**Challenge**
Select the lines below containing the word "small".

---------- Available records

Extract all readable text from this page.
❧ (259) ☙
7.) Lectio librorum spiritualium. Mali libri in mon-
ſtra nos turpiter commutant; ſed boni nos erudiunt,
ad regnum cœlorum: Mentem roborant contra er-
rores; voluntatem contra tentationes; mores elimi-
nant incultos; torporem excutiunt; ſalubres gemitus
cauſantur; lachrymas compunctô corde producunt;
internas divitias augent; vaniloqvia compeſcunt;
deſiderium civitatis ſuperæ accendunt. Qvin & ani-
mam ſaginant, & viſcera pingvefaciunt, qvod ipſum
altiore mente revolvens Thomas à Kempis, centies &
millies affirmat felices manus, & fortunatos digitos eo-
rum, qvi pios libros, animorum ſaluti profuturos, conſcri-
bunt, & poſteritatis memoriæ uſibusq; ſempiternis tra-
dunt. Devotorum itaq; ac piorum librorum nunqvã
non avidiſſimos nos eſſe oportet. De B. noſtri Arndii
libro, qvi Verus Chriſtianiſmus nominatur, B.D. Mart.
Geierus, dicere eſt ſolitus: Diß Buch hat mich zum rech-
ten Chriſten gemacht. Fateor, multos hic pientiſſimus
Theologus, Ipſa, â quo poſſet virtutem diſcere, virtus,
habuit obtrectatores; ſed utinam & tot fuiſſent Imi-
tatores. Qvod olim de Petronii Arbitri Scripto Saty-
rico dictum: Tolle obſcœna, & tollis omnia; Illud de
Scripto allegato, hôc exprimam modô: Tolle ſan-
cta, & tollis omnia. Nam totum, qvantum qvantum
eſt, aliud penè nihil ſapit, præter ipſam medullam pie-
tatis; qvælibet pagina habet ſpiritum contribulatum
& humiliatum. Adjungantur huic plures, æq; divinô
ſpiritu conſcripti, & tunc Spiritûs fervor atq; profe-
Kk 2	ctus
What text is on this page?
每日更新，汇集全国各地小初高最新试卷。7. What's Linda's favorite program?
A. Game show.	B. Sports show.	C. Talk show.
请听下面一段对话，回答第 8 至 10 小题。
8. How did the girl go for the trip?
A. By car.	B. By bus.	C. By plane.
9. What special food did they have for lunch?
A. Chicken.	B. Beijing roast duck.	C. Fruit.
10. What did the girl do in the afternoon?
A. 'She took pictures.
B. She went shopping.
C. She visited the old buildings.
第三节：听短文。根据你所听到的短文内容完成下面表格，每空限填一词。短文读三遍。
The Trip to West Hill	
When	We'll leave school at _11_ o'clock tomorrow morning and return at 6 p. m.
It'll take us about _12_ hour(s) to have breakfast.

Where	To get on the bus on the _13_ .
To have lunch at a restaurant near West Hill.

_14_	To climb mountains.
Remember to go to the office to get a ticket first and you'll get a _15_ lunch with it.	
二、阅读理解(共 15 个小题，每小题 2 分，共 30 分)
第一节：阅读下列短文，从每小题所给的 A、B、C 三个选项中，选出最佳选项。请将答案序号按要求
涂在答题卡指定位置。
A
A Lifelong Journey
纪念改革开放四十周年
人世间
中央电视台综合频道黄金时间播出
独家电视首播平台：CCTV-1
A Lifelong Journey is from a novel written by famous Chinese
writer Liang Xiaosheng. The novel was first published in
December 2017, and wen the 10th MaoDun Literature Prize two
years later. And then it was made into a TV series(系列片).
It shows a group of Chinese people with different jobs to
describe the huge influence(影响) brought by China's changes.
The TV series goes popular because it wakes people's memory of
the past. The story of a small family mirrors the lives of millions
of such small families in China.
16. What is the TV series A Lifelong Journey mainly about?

--------------------

**Result**
the past. The story of a small family mirrors the lives of millions
of such small families in China.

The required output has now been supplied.